* Start DATASET RECORDS *

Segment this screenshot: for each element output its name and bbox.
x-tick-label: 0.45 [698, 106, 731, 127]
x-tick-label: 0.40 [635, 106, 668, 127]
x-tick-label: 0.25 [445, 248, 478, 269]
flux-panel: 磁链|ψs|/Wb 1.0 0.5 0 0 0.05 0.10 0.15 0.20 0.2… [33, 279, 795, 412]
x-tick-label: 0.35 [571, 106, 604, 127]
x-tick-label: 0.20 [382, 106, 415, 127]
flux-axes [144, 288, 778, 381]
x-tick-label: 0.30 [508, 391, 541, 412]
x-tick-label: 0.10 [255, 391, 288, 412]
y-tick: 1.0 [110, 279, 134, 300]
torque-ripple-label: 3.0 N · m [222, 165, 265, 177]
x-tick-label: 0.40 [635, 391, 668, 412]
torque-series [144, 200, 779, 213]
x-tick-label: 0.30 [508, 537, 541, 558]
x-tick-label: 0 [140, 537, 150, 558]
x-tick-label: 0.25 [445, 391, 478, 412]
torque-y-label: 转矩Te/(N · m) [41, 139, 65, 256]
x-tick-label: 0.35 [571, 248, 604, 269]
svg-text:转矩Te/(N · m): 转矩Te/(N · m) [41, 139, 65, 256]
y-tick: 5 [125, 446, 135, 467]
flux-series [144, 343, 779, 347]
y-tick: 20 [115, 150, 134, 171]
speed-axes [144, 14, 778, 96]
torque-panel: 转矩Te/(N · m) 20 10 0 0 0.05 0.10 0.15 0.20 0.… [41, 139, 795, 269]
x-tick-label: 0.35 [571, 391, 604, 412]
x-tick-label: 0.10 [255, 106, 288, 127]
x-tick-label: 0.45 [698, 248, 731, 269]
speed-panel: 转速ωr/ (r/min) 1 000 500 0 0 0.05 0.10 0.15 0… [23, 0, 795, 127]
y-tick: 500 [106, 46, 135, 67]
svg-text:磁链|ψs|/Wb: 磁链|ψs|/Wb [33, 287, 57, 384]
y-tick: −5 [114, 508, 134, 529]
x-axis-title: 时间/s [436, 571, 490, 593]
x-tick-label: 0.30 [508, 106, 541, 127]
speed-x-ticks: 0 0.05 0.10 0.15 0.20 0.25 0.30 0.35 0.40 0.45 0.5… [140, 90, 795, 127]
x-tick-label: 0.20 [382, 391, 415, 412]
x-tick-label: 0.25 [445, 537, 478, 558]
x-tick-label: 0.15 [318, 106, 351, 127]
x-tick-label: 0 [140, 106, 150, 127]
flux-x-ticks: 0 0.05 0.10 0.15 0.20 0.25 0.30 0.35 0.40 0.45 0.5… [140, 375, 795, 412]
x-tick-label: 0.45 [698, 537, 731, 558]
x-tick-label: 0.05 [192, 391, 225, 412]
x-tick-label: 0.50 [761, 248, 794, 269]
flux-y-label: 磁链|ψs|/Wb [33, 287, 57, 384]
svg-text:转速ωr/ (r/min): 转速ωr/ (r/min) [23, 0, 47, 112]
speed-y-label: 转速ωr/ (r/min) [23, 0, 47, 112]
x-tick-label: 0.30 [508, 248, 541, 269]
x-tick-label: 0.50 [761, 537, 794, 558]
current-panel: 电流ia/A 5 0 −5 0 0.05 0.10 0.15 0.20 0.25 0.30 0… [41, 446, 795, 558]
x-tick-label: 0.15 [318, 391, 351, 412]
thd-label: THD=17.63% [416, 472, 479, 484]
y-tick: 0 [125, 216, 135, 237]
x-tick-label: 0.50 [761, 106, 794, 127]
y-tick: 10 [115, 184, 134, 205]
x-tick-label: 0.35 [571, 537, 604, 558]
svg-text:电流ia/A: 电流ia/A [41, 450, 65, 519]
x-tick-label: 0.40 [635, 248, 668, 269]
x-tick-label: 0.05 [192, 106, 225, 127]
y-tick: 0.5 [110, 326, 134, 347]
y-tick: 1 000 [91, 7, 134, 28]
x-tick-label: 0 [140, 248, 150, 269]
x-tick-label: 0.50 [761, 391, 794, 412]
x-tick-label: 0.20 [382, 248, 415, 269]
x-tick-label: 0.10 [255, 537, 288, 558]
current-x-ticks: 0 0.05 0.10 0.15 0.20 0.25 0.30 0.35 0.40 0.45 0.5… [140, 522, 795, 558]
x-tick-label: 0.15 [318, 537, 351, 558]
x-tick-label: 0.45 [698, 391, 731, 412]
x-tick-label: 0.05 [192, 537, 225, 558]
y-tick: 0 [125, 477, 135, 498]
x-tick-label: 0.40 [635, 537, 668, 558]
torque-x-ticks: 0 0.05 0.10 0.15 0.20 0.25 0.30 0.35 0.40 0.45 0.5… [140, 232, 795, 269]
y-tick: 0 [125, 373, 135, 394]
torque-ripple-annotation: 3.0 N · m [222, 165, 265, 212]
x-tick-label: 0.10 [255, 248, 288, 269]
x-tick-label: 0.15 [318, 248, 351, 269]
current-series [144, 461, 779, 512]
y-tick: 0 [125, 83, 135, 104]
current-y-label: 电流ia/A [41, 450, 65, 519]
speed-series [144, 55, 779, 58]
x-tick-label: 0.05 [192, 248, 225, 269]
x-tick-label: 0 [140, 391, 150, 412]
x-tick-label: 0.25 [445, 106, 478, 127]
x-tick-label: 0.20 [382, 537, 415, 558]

* End DATASET RECORDS *

◆ **OBJECTIVE**
Reproduce every item above line for line, with no changes to any character.

◆ **THE RESULT**
Segment this screenshot: for each element output its name and bbox.
x-tick-label: 0.45 [698, 106, 731, 127]
x-tick-label: 0.40 [635, 106, 668, 127]
x-tick-label: 0.25 [445, 248, 478, 269]
flux-panel: 磁链|ψs|/Wb 1.0 0.5 0 0 0.05 0.10 0.15 0.20 0.2… [33, 279, 795, 412]
x-tick-label: 0.35 [571, 106, 604, 127]
x-tick-label: 0.20 [382, 106, 415, 127]
flux-axes [144, 288, 778, 381]
x-tick-label: 0.30 [508, 391, 541, 412]
x-tick-label: 0.10 [255, 391, 288, 412]
y-tick: 1.0 [110, 279, 134, 300]
torque-ripple-label: 3.0 N · m [222, 165, 265, 177]
x-tick-label: 0.40 [635, 391, 668, 412]
torque-series [144, 200, 779, 213]
x-tick-label: 0.30 [508, 537, 541, 558]
x-tick-label: 0 [140, 537, 150, 558]
x-tick-label: 0.25 [445, 391, 478, 412]
torque-y-label: 转矩Te/(N · m) [41, 139, 65, 256]
x-tick-label: 0.35 [571, 248, 604, 269]
svg-text:转矩Te/(N · m): 转矩Te/(N · m) [41, 139, 65, 256]
y-tick: 5 [125, 446, 135, 467]
flux-series [144, 343, 779, 347]
y-tick: 20 [115, 150, 134, 171]
speed-axes [144, 14, 778, 96]
torque-panel: 转矩Te/(N · m) 20 10 0 0 0.05 0.10 0.15 0.20 0.… [41, 139, 795, 269]
x-tick-label: 0.35 [571, 391, 604, 412]
x-tick-label: 0.10 [255, 106, 288, 127]
x-tick-label: 0.45 [698, 248, 731, 269]
speed-panel: 转速ωr/ (r/min) 1 000 500 0 0 0.05 0.10 0.15 0… [23, 0, 795, 127]
y-tick: 500 [106, 46, 135, 67]
svg-text:磁链|ψs|/Wb: 磁链|ψs|/Wb [33, 287, 57, 384]
y-tick: −5 [114, 508, 134, 529]
x-axis-title: 时间/s [436, 571, 490, 593]
x-tick-label: 0.30 [508, 106, 541, 127]
speed-x-ticks: 0 0.05 0.10 0.15 0.20 0.25 0.30 0.35 0.40 0.45 0.5… [140, 90, 795, 127]
x-tick-label: 0.20 [382, 391, 415, 412]
x-tick-label: 0.25 [445, 537, 478, 558]
x-tick-label: 0.15 [318, 106, 351, 127]
x-tick-label: 0 [140, 106, 150, 127]
flux-x-ticks: 0 0.05 0.10 0.15 0.20 0.25 0.30 0.35 0.40 0.45 0.5… [140, 375, 795, 412]
x-tick-label: 0.45 [698, 537, 731, 558]
x-tick-label: 0.05 [192, 391, 225, 412]
x-tick-label: 0.50 [761, 248, 794, 269]
flux-y-label: 磁链|ψs|/Wb [33, 287, 57, 384]
svg-text:转速ωr/ (r/min): 转速ωr/ (r/min) [23, 0, 47, 112]
speed-y-label: 转速ωr/ (r/min) [23, 0, 47, 112]
x-tick-label: 0.30 [508, 248, 541, 269]
x-tick-label: 0.50 [761, 537, 794, 558]
current-panel: 电流ia/A 5 0 −5 0 0.05 0.10 0.15 0.20 0.25 0.30 0… [41, 446, 795, 558]
x-tick-label: 0.15 [318, 391, 351, 412]
thd-label: THD=17.63% [416, 472, 479, 484]
y-tick: 0 [125, 216, 135, 237]
x-tick-label: 0.50 [761, 106, 794, 127]
y-tick: 10 [115, 184, 134, 205]
x-tick-label: 0.35 [571, 537, 604, 558]
svg-text:电流ia/A: 电流ia/A [41, 450, 65, 519]
x-tick-label: 0.40 [635, 248, 668, 269]
x-tick-label: 0.05 [192, 106, 225, 127]
y-tick: 0.5 [110, 326, 134, 347]
y-tick: 1 000 [91, 7, 134, 28]
x-tick-label: 0 [140, 248, 150, 269]
x-tick-label: 0.50 [761, 391, 794, 412]
x-tick-label: 0.20 [382, 248, 415, 269]
x-tick-label: 0.10 [255, 537, 288, 558]
current-x-ticks: 0 0.05 0.10 0.15 0.20 0.25 0.30 0.35 0.40 0.45 0.5… [140, 522, 795, 558]
x-tick-label: 0.15 [318, 537, 351, 558]
x-tick-label: 0.45 [698, 391, 731, 412]
x-tick-label: 0.05 [192, 537, 225, 558]
y-tick: 0 [125, 477, 135, 498]
x-tick-label: 0.40 [635, 537, 668, 558]
torque-x-ticks: 0 0.05 0.10 0.15 0.20 0.25 0.30 0.35 0.40 0.45 0.5… [140, 232, 795, 269]
y-tick: 0 [125, 373, 135, 394]
torque-ripple-annotation: 3.0 N · m [222, 165, 265, 212]
x-tick-label: 0.10 [255, 248, 288, 269]
x-tick-label: 0.15 [318, 248, 351, 269]
current-series [144, 461, 779, 512]
y-tick: 0 [125, 83, 135, 104]
current-y-label: 电流ia/A [41, 450, 65, 519]
speed-series [144, 55, 779, 58]
x-tick-label: 0.05 [192, 248, 225, 269]
x-tick-label: 0 [140, 391, 150, 412]
x-tick-label: 0.25 [445, 106, 478, 127]
x-tick-label: 0.20 [382, 537, 415, 558]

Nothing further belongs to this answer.